▸ **REQUIREMENT**:
Tally how many lines hold the string "万平方米". Your reply should be that number alone.

[Data extracted from a collection]
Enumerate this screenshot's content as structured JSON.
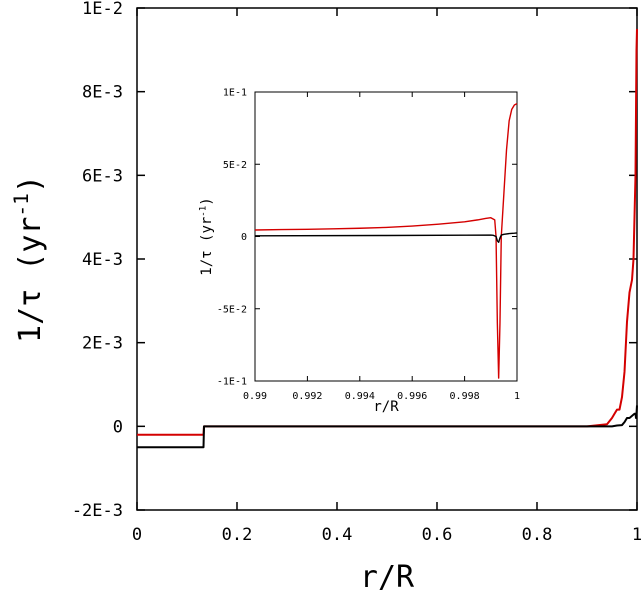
{
  "chart_data": [
    {
      "type": "line",
      "role": "main",
      "xlabel": "r/R",
      "ylabel_prefix": "1/τ (yr",
      "ylabel_exp": "-1",
      "ylabel_suffix": ")",
      "xlim": [
        0,
        1
      ],
      "ylim": [
        -0.002,
        0.01
      ],
      "xticks": [
        0,
        0.2,
        0.4,
        0.6,
        0.8,
        1
      ],
      "xtick_labels": [
        "0",
        "0.2",
        "0.4",
        "0.6",
        "0.8",
        "1"
      ],
      "yticks": [
        -0.002,
        0,
        0.002,
        0.004,
        0.006,
        0.008,
        0.01
      ],
      "ytick_labels": [
        "-2E-3",
        "0",
        "2E-3",
        "4E-3",
        "6E-3",
        "8E-3",
        "1E-2"
      ],
      "grid": false,
      "series": [
        {
          "color": "#d40000",
          "x": [
            0,
            0.133,
            0.134,
            0.9,
            0.94,
            0.95,
            0.955,
            0.96,
            0.965,
            0.97,
            0.975,
            0.98,
            0.985,
            0.99,
            0.993,
            0.995,
            0.997,
            0.998,
            0.999,
            1.0
          ],
          "y": [
            -0.0002,
            -0.0002,
            0,
            0,
            5e-05,
            0.0002,
            0.0003,
            0.0004,
            0.0004,
            0.0007,
            0.0013,
            0.0025,
            0.0032,
            0.0035,
            0.004,
            0.005,
            0.006,
            0.0075,
            0.009,
            0.0095
          ]
        },
        {
          "color": "#000000",
          "x": [
            0,
            0.133,
            0.134,
            0.95,
            0.96,
            0.97,
            0.975,
            0.98,
            0.985,
            0.99,
            0.995,
            0.997,
            0.998,
            0.999,
            1.0
          ],
          "y": [
            -0.0005,
            -0.0005,
            0,
            0,
            2e-05,
            3e-05,
            0.0001,
            0.0002,
            0.0002,
            0.00025,
            0.0003,
            0.0003,
            0.0002,
            0.0003,
            0.0005
          ]
        }
      ]
    },
    {
      "type": "line",
      "role": "inset",
      "xlabel": "r/R",
      "ylabel_prefix": "1/τ (yr",
      "ylabel_exp": "-1",
      "ylabel_suffix": ")",
      "xlim": [
        0.99,
        1
      ],
      "ylim": [
        -0.1,
        0.1
      ],
      "xticks": [
        0.99,
        0.992,
        0.994,
        0.996,
        0.998,
        1
      ],
      "xtick_labels": [
        "0.99",
        "0.992",
        "0.994",
        "0.996",
        "0.998",
        "1"
      ],
      "yticks": [
        -0.1,
        -0.05,
        0,
        0.05,
        0.1
      ],
      "ytick_labels": [
        "-1E-1",
        "-5E-2",
        "0",
        "5E-2",
        "1E-1"
      ],
      "grid": false,
      "series": [
        {
          "color": "#d40000",
          "x": [
            0.99,
            0.991,
            0.992,
            0.993,
            0.994,
            0.995,
            0.996,
            0.997,
            0.998,
            0.9985,
            0.9988,
            0.999,
            0.99915,
            0.9992,
            0.99925,
            0.9993,
            0.99935,
            0.9994,
            0.9995,
            0.9996,
            0.9997,
            0.9998,
            0.9999,
            1.0
          ],
          "y": [
            0.0045,
            0.0048,
            0.005,
            0.0053,
            0.0057,
            0.0063,
            0.0072,
            0.0085,
            0.0102,
            0.0115,
            0.0125,
            0.013,
            0.0115,
            0.0,
            -0.06,
            -0.098,
            -0.06,
            0.0,
            0.03,
            0.06,
            0.08,
            0.088,
            0.091,
            0.092
          ]
        },
        {
          "color": "#000000",
          "x": [
            0.99,
            0.995,
            0.998,
            0.999,
            0.9991,
            0.9992,
            0.99925,
            0.9993,
            0.99935,
            0.9994,
            0.9995,
            0.9997,
            0.9999,
            1.0
          ],
          "y": [
            0.0005,
            0.0007,
            0.0009,
            0.001,
            0.0008,
            0.0,
            -0.003,
            -0.004,
            -0.001,
            0.001,
            0.0015,
            0.002,
            0.0023,
            0.0025
          ]
        }
      ]
    }
  ]
}
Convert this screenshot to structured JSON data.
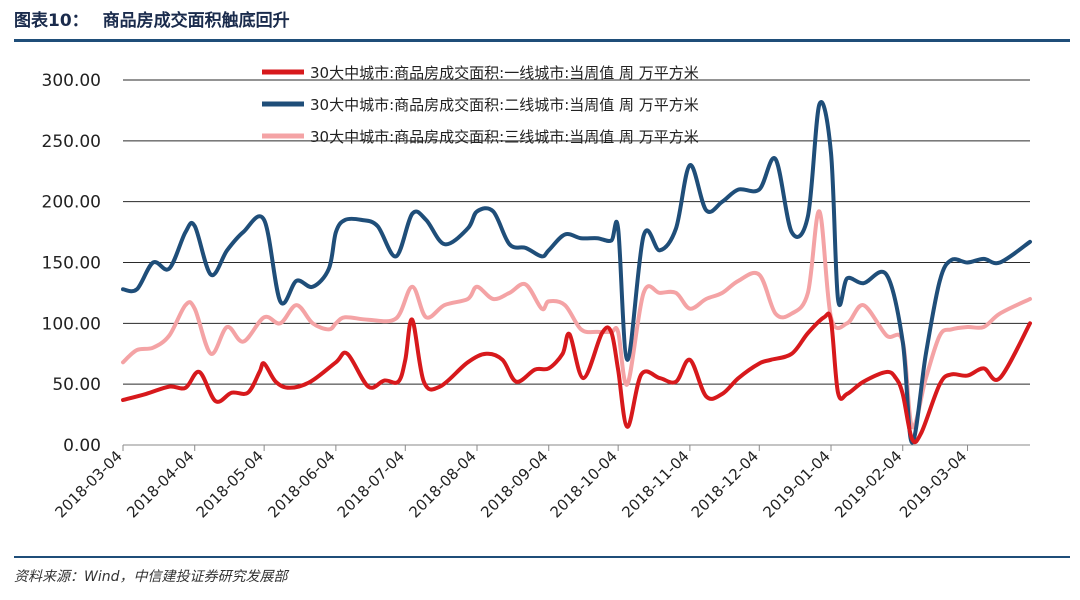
{
  "header": {
    "figure_number": "图表10：",
    "title": "商品房成交面积触底回升"
  },
  "footer": {
    "source": "资料来源：Wind，中信建投证券研究发展部"
  },
  "chart_data": {
    "type": "line",
    "title": "商品房成交面积触底回升",
    "xlabel": "",
    "ylabel": "",
    "ylim": [
      0,
      300
    ],
    "yticks": [
      "0.00",
      "50.00",
      "100.00",
      "150.00",
      "200.00",
      "250.00",
      "300.00"
    ],
    "x_ticks": [
      "2018-03-04",
      "2018-04-04",
      "2018-05-04",
      "2018-06-04",
      "2018-07-04",
      "2018-08-04",
      "2018-09-04",
      "2018-10-04",
      "2018-11-04",
      "2018-12-04",
      "2019-01-04",
      "2019-02-04",
      "2019-03-04"
    ],
    "x_range": [
      "2018-03-04",
      "2019-03-31"
    ],
    "grid": "horizontal",
    "legend_position": "top",
    "colors": [
      "#d7191c",
      "#1f4e79",
      "#f4a3a5"
    ],
    "series": [
      {
        "name": "30大中城市:商品房成交面积:一线城市:当周值  周  万平方米",
        "points": [
          [
            "2018-03-04",
            37
          ],
          [
            "2018-03-14",
            42
          ],
          [
            "2018-03-24",
            48
          ],
          [
            "2018-03-31",
            47
          ],
          [
            "2018-04-06",
            60
          ],
          [
            "2018-04-13",
            36
          ],
          [
            "2018-04-20",
            43
          ],
          [
            "2018-04-27",
            43
          ],
          [
            "2018-05-02",
            60
          ],
          [
            "2018-05-04",
            67
          ],
          [
            "2018-05-09",
            52
          ],
          [
            "2018-05-15",
            47
          ],
          [
            "2018-05-24",
            52
          ],
          [
            "2018-06-04",
            68
          ],
          [
            "2018-06-09",
            75
          ],
          [
            "2018-06-18",
            48
          ],
          [
            "2018-06-25",
            53
          ],
          [
            "2018-07-01",
            52
          ],
          [
            "2018-07-04",
            70
          ],
          [
            "2018-07-07",
            103
          ],
          [
            "2018-07-12",
            52
          ],
          [
            "2018-07-19",
            48
          ],
          [
            "2018-07-31",
            68
          ],
          [
            "2018-08-08",
            75
          ],
          [
            "2018-08-15",
            70
          ],
          [
            "2018-08-21",
            52
          ],
          [
            "2018-08-29",
            62
          ],
          [
            "2018-09-04",
            63
          ],
          [
            "2018-09-10",
            75
          ],
          [
            "2018-09-13",
            91
          ],
          [
            "2018-09-19",
            55
          ],
          [
            "2018-09-27",
            92
          ],
          [
            "2018-10-01",
            93
          ],
          [
            "2018-10-04",
            62
          ],
          [
            "2018-10-08",
            15
          ],
          [
            "2018-10-14",
            58
          ],
          [
            "2018-10-22",
            55
          ],
          [
            "2018-10-29",
            52
          ],
          [
            "2018-11-04",
            70
          ],
          [
            "2018-11-11",
            40
          ],
          [
            "2018-11-18",
            42
          ],
          [
            "2018-11-25",
            55
          ],
          [
            "2018-12-04",
            67
          ],
          [
            "2018-12-09",
            70
          ],
          [
            "2018-12-18",
            75
          ],
          [
            "2018-12-25",
            92
          ],
          [
            "2019-01-01",
            105
          ],
          [
            "2019-01-04",
            102
          ],
          [
            "2019-01-07",
            43
          ],
          [
            "2019-01-11",
            42
          ],
          [
            "2019-01-18",
            52
          ],
          [
            "2019-01-28",
            60
          ],
          [
            "2019-02-01",
            55
          ],
          [
            "2019-02-04",
            42
          ],
          [
            "2019-02-08",
            5
          ],
          [
            "2019-02-12",
            10
          ],
          [
            "2019-02-20",
            50
          ],
          [
            "2019-02-25",
            58
          ],
          [
            "2019-03-04",
            57
          ],
          [
            "2019-03-11",
            63
          ],
          [
            "2019-03-18",
            55
          ],
          [
            "2019-03-31",
            100
          ]
        ]
      },
      {
        "name": "30大中城市:商品房成交面积:二线城市:当周值  周  万平方米",
        "points": [
          [
            "2018-03-04",
            128
          ],
          [
            "2018-03-10",
            128
          ],
          [
            "2018-03-17",
            150
          ],
          [
            "2018-03-24",
            145
          ],
          [
            "2018-03-31",
            175
          ],
          [
            "2018-04-04",
            180
          ],
          [
            "2018-04-11",
            140
          ],
          [
            "2018-04-18",
            160
          ],
          [
            "2018-04-25",
            175
          ],
          [
            "2018-05-04",
            185
          ],
          [
            "2018-05-11",
            118
          ],
          [
            "2018-05-18",
            135
          ],
          [
            "2018-05-25",
            130
          ],
          [
            "2018-06-01",
            145
          ],
          [
            "2018-06-04",
            175
          ],
          [
            "2018-06-08",
            185
          ],
          [
            "2018-06-15",
            185
          ],
          [
            "2018-06-22",
            180
          ],
          [
            "2018-06-30",
            155
          ],
          [
            "2018-07-07",
            190
          ],
          [
            "2018-07-13",
            185
          ],
          [
            "2018-07-21",
            165
          ],
          [
            "2018-07-31",
            178
          ],
          [
            "2018-08-04",
            192
          ],
          [
            "2018-08-11",
            192
          ],
          [
            "2018-08-18",
            165
          ],
          [
            "2018-08-25",
            162
          ],
          [
            "2018-09-01",
            155
          ],
          [
            "2018-09-04",
            160
          ],
          [
            "2018-09-11",
            173
          ],
          [
            "2018-09-18",
            170
          ],
          [
            "2018-09-25",
            170
          ],
          [
            "2018-10-01",
            168
          ],
          [
            "2018-10-04",
            178
          ],
          [
            "2018-10-08",
            70
          ],
          [
            "2018-10-15",
            172
          ],
          [
            "2018-10-22",
            160
          ],
          [
            "2018-10-29",
            178
          ],
          [
            "2018-11-04",
            230
          ],
          [
            "2018-11-11",
            193
          ],
          [
            "2018-11-18",
            200
          ],
          [
            "2018-11-25",
            210
          ],
          [
            "2018-12-04",
            210
          ],
          [
            "2018-12-11",
            235
          ],
          [
            "2018-12-18",
            175
          ],
          [
            "2018-12-25",
            188
          ],
          [
            "2018-12-30",
            280
          ],
          [
            "2019-01-04",
            240
          ],
          [
            "2019-01-07",
            120
          ],
          [
            "2019-01-11",
            137
          ],
          [
            "2019-01-18",
            133
          ],
          [
            "2019-01-28",
            140
          ],
          [
            "2019-02-04",
            85
          ],
          [
            "2019-02-08",
            2
          ],
          [
            "2019-02-14",
            75
          ],
          [
            "2019-02-20",
            135
          ],
          [
            "2019-02-25",
            152
          ],
          [
            "2019-03-04",
            150
          ],
          [
            "2019-03-11",
            153
          ],
          [
            "2019-03-18",
            150
          ],
          [
            "2019-03-31",
            167
          ]
        ]
      },
      {
        "name": "30大中城市:商品房成交面积:三线城市:当周值  周  万平方米",
        "points": [
          [
            "2018-03-04",
            68
          ],
          [
            "2018-03-10",
            78
          ],
          [
            "2018-03-17",
            80
          ],
          [
            "2018-03-24",
            90
          ],
          [
            "2018-03-31",
            115
          ],
          [
            "2018-04-04",
            112
          ],
          [
            "2018-04-11",
            75
          ],
          [
            "2018-04-18",
            97
          ],
          [
            "2018-04-25",
            85
          ],
          [
            "2018-05-04",
            105
          ],
          [
            "2018-05-11",
            100
          ],
          [
            "2018-05-18",
            115
          ],
          [
            "2018-05-25",
            100
          ],
          [
            "2018-06-01",
            95
          ],
          [
            "2018-06-04",
            100
          ],
          [
            "2018-06-08",
            105
          ],
          [
            "2018-06-18",
            103
          ],
          [
            "2018-06-30",
            104
          ],
          [
            "2018-07-07",
            130
          ],
          [
            "2018-07-13",
            105
          ],
          [
            "2018-07-21",
            115
          ],
          [
            "2018-07-31",
            120
          ],
          [
            "2018-08-04",
            130
          ],
          [
            "2018-08-11",
            120
          ],
          [
            "2018-08-18",
            125
          ],
          [
            "2018-08-25",
            132
          ],
          [
            "2018-09-01",
            112
          ],
          [
            "2018-09-04",
            118
          ],
          [
            "2018-09-11",
            115
          ],
          [
            "2018-09-18",
            95
          ],
          [
            "2018-09-25",
            93
          ],
          [
            "2018-10-01",
            93
          ],
          [
            "2018-10-04",
            93
          ],
          [
            "2018-10-08",
            50
          ],
          [
            "2018-10-15",
            125
          ],
          [
            "2018-10-22",
            125
          ],
          [
            "2018-10-29",
            125
          ],
          [
            "2018-11-04",
            112
          ],
          [
            "2018-11-11",
            120
          ],
          [
            "2018-11-18",
            125
          ],
          [
            "2018-11-25",
            135
          ],
          [
            "2018-12-04",
            140
          ],
          [
            "2018-12-11",
            108
          ],
          [
            "2018-12-18",
            108
          ],
          [
            "2018-12-25",
            125
          ],
          [
            "2018-12-30",
            192
          ],
          [
            "2019-01-04",
            105
          ],
          [
            "2019-01-11",
            100
          ],
          [
            "2019-01-18",
            115
          ],
          [
            "2019-01-28",
            90
          ],
          [
            "2019-02-04",
            85
          ],
          [
            "2019-02-08",
            15
          ],
          [
            "2019-02-14",
            55
          ],
          [
            "2019-02-20",
            90
          ],
          [
            "2019-02-25",
            95
          ],
          [
            "2019-03-04",
            97
          ],
          [
            "2019-03-11",
            97
          ],
          [
            "2019-03-18",
            108
          ],
          [
            "2019-03-31",
            120
          ]
        ]
      }
    ]
  }
}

▸ **OUTPUT FOR THIS EXERCISE**:
3